Written exercise -
Wherever the word "FRANCIA" appears in the entries, copy the whole line.

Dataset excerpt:
begin

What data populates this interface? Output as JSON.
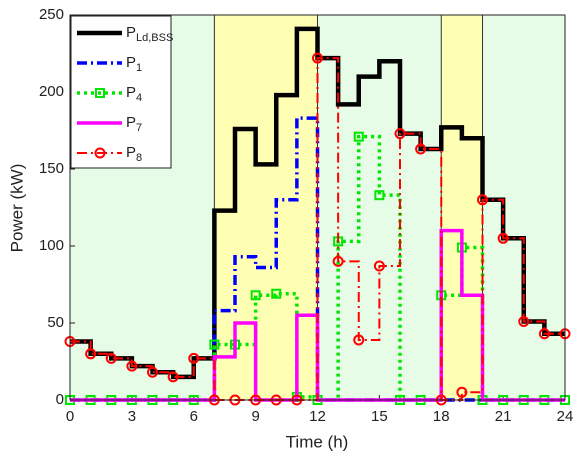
{
  "chart_data": {
    "type": "step",
    "xlabel": "Time (h)",
    "ylabel": "Power (kW)",
    "x": [
      0,
      1,
      2,
      3,
      4,
      5,
      6,
      7,
      8,
      9,
      10,
      11,
      12,
      13,
      14,
      15,
      16,
      17,
      18,
      19,
      20,
      21,
      22,
      23,
      24
    ],
    "xlim": [
      0,
      24
    ],
    "xticks": [
      0,
      3,
      6,
      9,
      12,
      15,
      18,
      21,
      24
    ],
    "ylim": [
      0,
      250
    ],
    "yticks": [
      0,
      50,
      100,
      150,
      200,
      250
    ],
    "background_color": "#e6fce6",
    "highlight_spans": [
      {
        "xlim": [
          7,
          12
        ],
        "color": "#ffffb4"
      },
      {
        "xlim": [
          18,
          20
        ],
        "color": "#ffffb4"
      }
    ],
    "legend": "upper left",
    "series": [
      {
        "name": "PLd,BSS",
        "color": "#000000",
        "linestyle": "solid",
        "width": 4.5,
        "marker": "none",
        "values": [
          38,
          30,
          27,
          22,
          18,
          15,
          27,
          123,
          176,
          153,
          198,
          241,
          222,
          192,
          210,
          220,
          173,
          163,
          177,
          170,
          130,
          105,
          51,
          43,
          43
        ]
      },
      {
        "name": "P1",
        "color": "#0000ff",
        "linestyle": "dashdot",
        "width": 3.5,
        "marker": "none",
        "values": [
          0,
          0,
          0,
          0,
          0,
          0,
          0,
          58,
          93,
          86,
          130,
          183,
          0,
          0,
          0,
          0,
          0,
          0,
          0,
          0,
          0,
          0,
          0,
          0,
          0
        ]
      },
      {
        "name": "P4",
        "color": "#00e600",
        "linestyle": "dotted",
        "width": 3.5,
        "marker": "square",
        "values": [
          0,
          0,
          0,
          0,
          0,
          0,
          0,
          36,
          36,
          68,
          69,
          2,
          0,
          103,
          171,
          133,
          0,
          0,
          68,
          99,
          0,
          0,
          0,
          0,
          0
        ]
      },
      {
        "name": "P7",
        "color": "#ff00ff",
        "linestyle": "solid",
        "width": 3.5,
        "marker": "none",
        "values": [
          0,
          0,
          0,
          0,
          0,
          0,
          0,
          28,
          50,
          0,
          0,
          55,
          0,
          0,
          0,
          0,
          0,
          0,
          110,
          68,
          0,
          0,
          0,
          0,
          0
        ]
      },
      {
        "name": "P8",
        "color": "#ff0000",
        "linestyle": "dashdot",
        "width": 2,
        "marker": "circle",
        "values": [
          38,
          30,
          27,
          22,
          18,
          15,
          27,
          0,
          0,
          0,
          0,
          0,
          222,
          90,
          39,
          87,
          173,
          163,
          0,
          5,
          130,
          105,
          51,
          43,
          43
        ]
      }
    ]
  }
}
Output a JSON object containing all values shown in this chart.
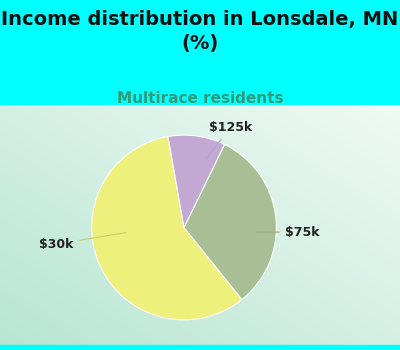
{
  "title": "Income distribution in Lonsdale, MN\n(%)",
  "subtitle": "Multirace residents",
  "title_fontsize": 14,
  "subtitle_fontsize": 11,
  "title_color": "#111111",
  "subtitle_color": "#339977",
  "slices": [
    {
      "label": "$30k",
      "value": 58,
      "color": "#eef07c"
    },
    {
      "label": "$75k",
      "value": 32,
      "color": "#a8bf96"
    },
    {
      "label": "$125k",
      "value": 10,
      "color": "#c4a8d4"
    }
  ],
  "label_fontsize": 9,
  "bg_color": "#00ffff",
  "startangle": 100
}
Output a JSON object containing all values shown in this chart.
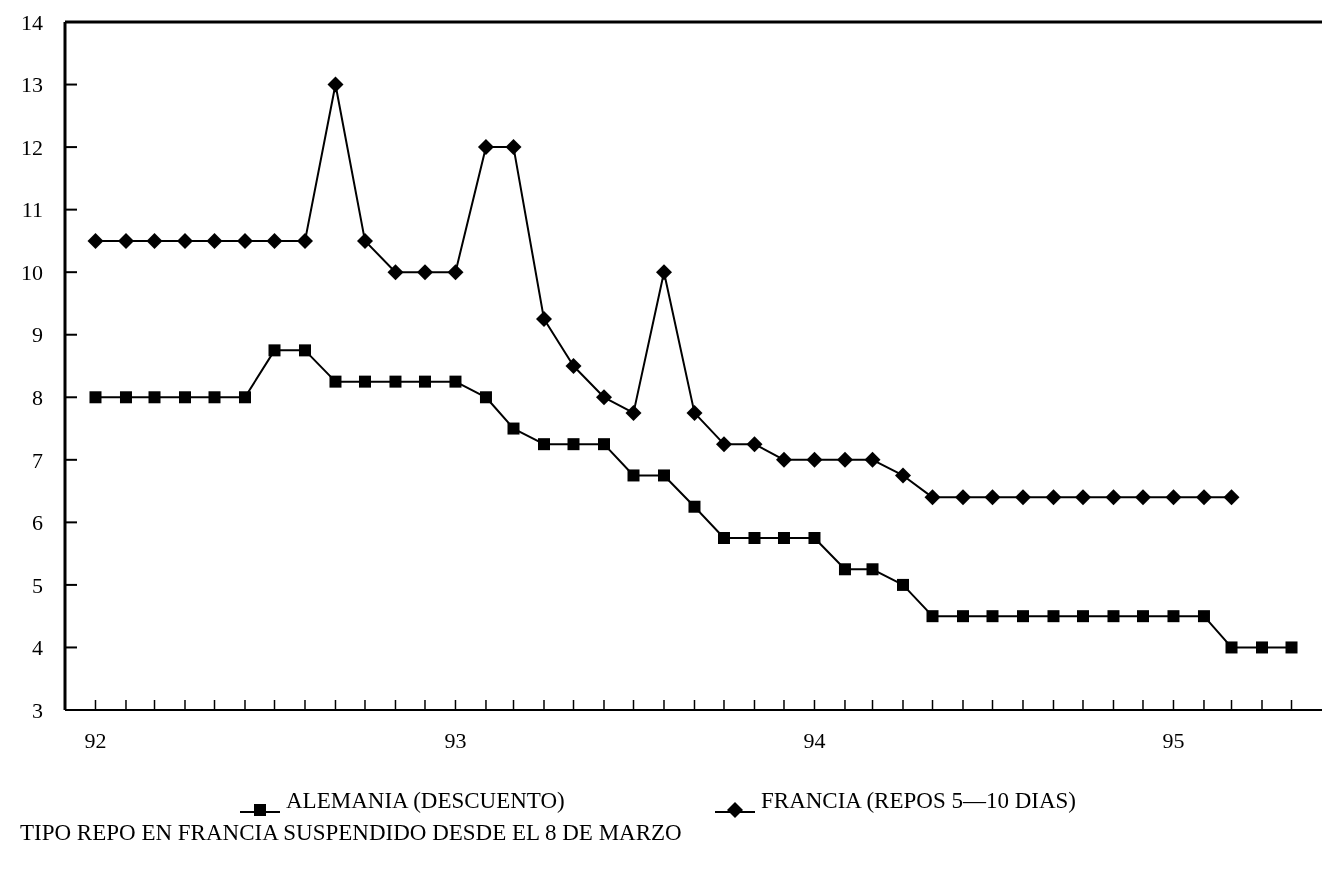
{
  "chart_data": {
    "type": "line",
    "x": [
      "1992-01",
      "1992-02",
      "1992-03",
      "1992-04",
      "1992-05",
      "1992-06",
      "1992-07",
      "1992-08",
      "1992-09",
      "1992-10",
      "1992-11",
      "1992-12",
      "1993-01",
      "1993-02",
      "1993-03",
      "1993-04",
      "1993-05",
      "1993-06",
      "1993-07",
      "1993-08",
      "1993-09",
      "1993-10",
      "1993-11",
      "1993-12",
      "1994-01",
      "1994-02",
      "1994-03",
      "1994-04",
      "1994-05",
      "1994-06",
      "1994-07",
      "1994-08",
      "1994-09",
      "1994-10",
      "1994-11",
      "1994-12",
      "1995-01",
      "1995-02",
      "1995-03",
      "1995-04",
      "1995-05"
    ],
    "series": [
      {
        "name": "ALEMANIA (DESCUENTO)",
        "color": "#000000",
        "marker": "square",
        "values": [
          8,
          8,
          8,
          8,
          8,
          8,
          8.75,
          8.75,
          8.25,
          8.25,
          8.25,
          8.25,
          8.25,
          8,
          7.5,
          7.25,
          7.25,
          7.25,
          6.75,
          6.75,
          6.25,
          5.75,
          5.75,
          5.75,
          5.75,
          5.25,
          5.25,
          5,
          4.5,
          4.5,
          4.5,
          4.5,
          4.5,
          4.5,
          4.5,
          4.5,
          4.5,
          4.5,
          4,
          4,
          4
        ]
      },
      {
        "name": "FRANCIA (REPOS 5—10 DIAS)",
        "color": "#000000",
        "marker": "diamond",
        "values": [
          10.5,
          10.5,
          10.5,
          10.5,
          10.5,
          10.5,
          10.5,
          10.5,
          13,
          10.5,
          10,
          10,
          10,
          12,
          12,
          9.25,
          8.5,
          8,
          7.75,
          10,
          7.75,
          7.25,
          7.25,
          7,
          7,
          7,
          7,
          6.75,
          6.4,
          6.4,
          6.4,
          6.4,
          6.4,
          6.4,
          6.4,
          6.4,
          6.4,
          6.4,
          6.4,
          null,
          null
        ]
      }
    ],
    "xlim": [
      "1991-12",
      "1995-06"
    ],
    "xticks": [
      {
        "value": "1992-01",
        "label": "92"
      },
      {
        "value": "1992-02",
        "label": null
      },
      {
        "value": "1992-03",
        "label": null
      },
      {
        "value": "1992-04",
        "label": null
      },
      {
        "value": "1992-05",
        "label": null
      },
      {
        "value": "1992-06",
        "label": null
      },
      {
        "value": "1992-07",
        "label": null
      },
      {
        "value": "1992-08",
        "label": null
      },
      {
        "value": "1992-09",
        "label": null
      },
      {
        "value": "1992-10",
        "label": null
      },
      {
        "value": "1992-11",
        "label": null
      },
      {
        "value": "1992-12",
        "label": null
      },
      {
        "value": "1993-01",
        "label": "93"
      },
      {
        "value": "1993-02",
        "label": null
      },
      {
        "value": "1993-03",
        "label": null
      },
      {
        "value": "1993-04",
        "label": null
      },
      {
        "value": "1993-05",
        "label": null
      },
      {
        "value": "1993-06",
        "label": null
      },
      {
        "value": "1993-07",
        "label": null
      },
      {
        "value": "1993-08",
        "label": null
      },
      {
        "value": "1993-09",
        "label": null
      },
      {
        "value": "1993-10",
        "label": null
      },
      {
        "value": "1993-11",
        "label": null
      },
      {
        "value": "1993-12",
        "label": null
      },
      {
        "value": "1994-01",
        "label": "94"
      },
      {
        "value": "1994-02",
        "label": null
      },
      {
        "value": "1994-03",
        "label": null
      },
      {
        "value": "1994-04",
        "label": null
      },
      {
        "value": "1994-05",
        "label": null
      },
      {
        "value": "1994-06",
        "label": null
      },
      {
        "value": "1994-07",
        "label": null
      },
      {
        "value": "1994-08",
        "label": null
      },
      {
        "value": "1994-09",
        "label": null
      },
      {
        "value": "1994-10",
        "label": null
      },
      {
        "value": "1994-11",
        "label": null
      },
      {
        "value": "1994-12",
        "label": null
      },
      {
        "value": "1995-01",
        "label": "95"
      },
      {
        "value": "1995-02",
        "label": null
      },
      {
        "value": "1995-03",
        "label": null
      },
      {
        "value": "1995-04",
        "label": null
      },
      {
        "value": "1995-05",
        "label": null
      }
    ],
    "ylim": [
      3,
      14
    ],
    "yticks": [
      3,
      4,
      5,
      6,
      7,
      8,
      9,
      10,
      11,
      12,
      13,
      14
    ],
    "grid": false,
    "legend": "bottom",
    "line_style": "solid",
    "annotations": [
      "TIPO REPO EN FRANCIA SUSPENDIDO DESDE EL 8 DE MARZO"
    ]
  }
}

end

Answer to this exercise -
        "name": "FRANCIA (REPOS 5—10 DIAS)",
      "TIPO REPO EN FRANCIA SUSPENDIDO DESDE EL 8 DE MARZO"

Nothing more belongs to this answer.